[Dataset rows about figures]
########

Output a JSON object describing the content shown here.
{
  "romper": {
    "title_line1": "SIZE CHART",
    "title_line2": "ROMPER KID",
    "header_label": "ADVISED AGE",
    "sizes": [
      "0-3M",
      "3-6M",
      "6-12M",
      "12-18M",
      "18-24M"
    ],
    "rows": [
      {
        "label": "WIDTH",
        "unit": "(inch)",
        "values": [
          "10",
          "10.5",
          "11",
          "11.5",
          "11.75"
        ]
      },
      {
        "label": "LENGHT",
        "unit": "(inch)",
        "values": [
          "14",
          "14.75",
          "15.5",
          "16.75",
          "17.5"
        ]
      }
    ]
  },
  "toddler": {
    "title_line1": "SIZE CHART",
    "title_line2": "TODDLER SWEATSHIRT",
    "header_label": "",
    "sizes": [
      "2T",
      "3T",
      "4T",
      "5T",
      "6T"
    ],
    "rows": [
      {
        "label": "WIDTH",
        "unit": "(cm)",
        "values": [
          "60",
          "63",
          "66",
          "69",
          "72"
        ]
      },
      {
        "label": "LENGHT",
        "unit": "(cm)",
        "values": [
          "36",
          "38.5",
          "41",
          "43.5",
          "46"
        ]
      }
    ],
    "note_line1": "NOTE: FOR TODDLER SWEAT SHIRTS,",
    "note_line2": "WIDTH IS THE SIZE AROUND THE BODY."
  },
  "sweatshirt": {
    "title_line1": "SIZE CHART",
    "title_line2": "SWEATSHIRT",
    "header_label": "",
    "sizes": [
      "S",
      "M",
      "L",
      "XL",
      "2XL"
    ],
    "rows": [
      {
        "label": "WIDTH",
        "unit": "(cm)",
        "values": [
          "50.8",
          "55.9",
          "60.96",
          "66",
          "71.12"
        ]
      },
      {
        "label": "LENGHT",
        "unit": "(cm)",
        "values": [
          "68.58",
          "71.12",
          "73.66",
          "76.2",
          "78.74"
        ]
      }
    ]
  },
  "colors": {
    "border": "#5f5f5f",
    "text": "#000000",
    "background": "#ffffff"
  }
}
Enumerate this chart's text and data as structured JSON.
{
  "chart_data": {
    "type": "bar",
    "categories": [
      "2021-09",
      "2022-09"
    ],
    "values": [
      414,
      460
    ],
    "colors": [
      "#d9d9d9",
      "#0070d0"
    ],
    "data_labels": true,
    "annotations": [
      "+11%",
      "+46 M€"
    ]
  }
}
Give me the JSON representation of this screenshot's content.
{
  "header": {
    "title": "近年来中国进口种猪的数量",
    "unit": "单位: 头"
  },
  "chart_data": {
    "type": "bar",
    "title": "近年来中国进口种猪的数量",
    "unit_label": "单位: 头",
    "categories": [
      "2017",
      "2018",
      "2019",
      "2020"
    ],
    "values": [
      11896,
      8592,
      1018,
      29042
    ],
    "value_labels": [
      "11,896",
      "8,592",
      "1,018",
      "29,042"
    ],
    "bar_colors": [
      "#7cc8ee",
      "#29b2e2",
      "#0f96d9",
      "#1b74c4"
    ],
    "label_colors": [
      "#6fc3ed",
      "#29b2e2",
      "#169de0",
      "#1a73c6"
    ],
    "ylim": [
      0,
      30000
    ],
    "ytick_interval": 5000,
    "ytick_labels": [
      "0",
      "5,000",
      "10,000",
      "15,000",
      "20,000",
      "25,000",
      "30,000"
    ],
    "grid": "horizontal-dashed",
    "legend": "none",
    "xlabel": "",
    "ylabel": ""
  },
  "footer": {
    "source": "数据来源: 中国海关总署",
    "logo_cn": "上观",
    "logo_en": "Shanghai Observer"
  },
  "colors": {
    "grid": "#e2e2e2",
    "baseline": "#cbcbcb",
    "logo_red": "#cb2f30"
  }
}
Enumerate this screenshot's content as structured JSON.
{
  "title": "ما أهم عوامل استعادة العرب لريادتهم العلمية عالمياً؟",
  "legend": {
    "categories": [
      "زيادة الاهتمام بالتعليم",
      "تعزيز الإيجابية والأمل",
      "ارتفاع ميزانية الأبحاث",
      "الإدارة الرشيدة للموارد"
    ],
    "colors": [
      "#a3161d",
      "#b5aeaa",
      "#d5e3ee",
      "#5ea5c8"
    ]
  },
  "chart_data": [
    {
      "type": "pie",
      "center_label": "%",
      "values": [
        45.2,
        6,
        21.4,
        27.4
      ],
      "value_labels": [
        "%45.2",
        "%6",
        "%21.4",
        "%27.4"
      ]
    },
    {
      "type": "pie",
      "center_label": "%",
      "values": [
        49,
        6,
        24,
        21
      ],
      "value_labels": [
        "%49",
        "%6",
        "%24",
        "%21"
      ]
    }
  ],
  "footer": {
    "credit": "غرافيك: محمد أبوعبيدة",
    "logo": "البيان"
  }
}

########

Short problem
Using the material above, gather every line that includes "text".

Correct answer
    "text": "#000000",
Enumerate this chart's text and data as structured JSON.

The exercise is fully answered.